REQUIREMENTS:
Go through the entries below and print each one exactly, leaving out pictures.

====== DATA EXCERPTS

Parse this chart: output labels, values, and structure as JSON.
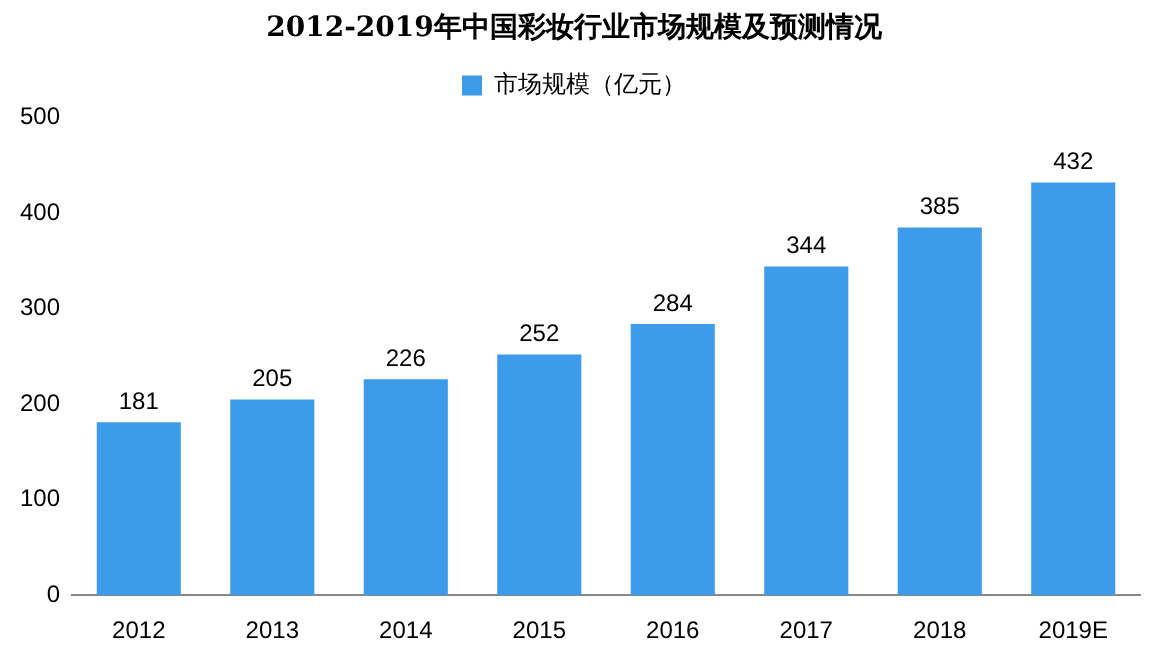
{
  "chart_data": {
    "type": "bar",
    "title": "2012-2019年中国彩妆行业市场规模及预测情况",
    "categories": [
      "2012",
      "2013",
      "2014",
      "2015",
      "2016",
      "2017",
      "2018",
      "2019E"
    ],
    "series": [
      {
        "name": "市场规模（亿元）",
        "color": "#3d9be9",
        "values": [
          181,
          205,
          226,
          252,
          284,
          344,
          385,
          432
        ]
      }
    ],
    "ylim": [
      0,
      500
    ],
    "yticks": [
      0,
      100,
      200,
      300,
      400,
      500
    ],
    "grid": false,
    "legend": "top",
    "data_labels": true
  }
}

============

WRITTEN ANSWER:
Parse this chart: output labels, values, and structure as JSON.
{
  "chart_data": {
    "type": "bar",
    "title": "2012-2019年中国彩妆行业市场规模及预测情况",
    "categories": [
      "2012",
      "2013",
      "2014",
      "2015",
      "2016",
      "2017",
      "2018",
      "2019E"
    ],
    "series": [
      {
        "name": "市场规模（亿元）",
        "color": "#3d9be9",
        "values": [
          181,
          205,
          226,
          252,
          284,
          344,
          385,
          432
        ]
      }
    ],
    "ylim": [
      0,
      500
    ],
    "yticks": [
      0,
      100,
      200,
      300,
      400,
      500
    ],
    "grid": false,
    "legend": "top",
    "data_labels": true
  }
}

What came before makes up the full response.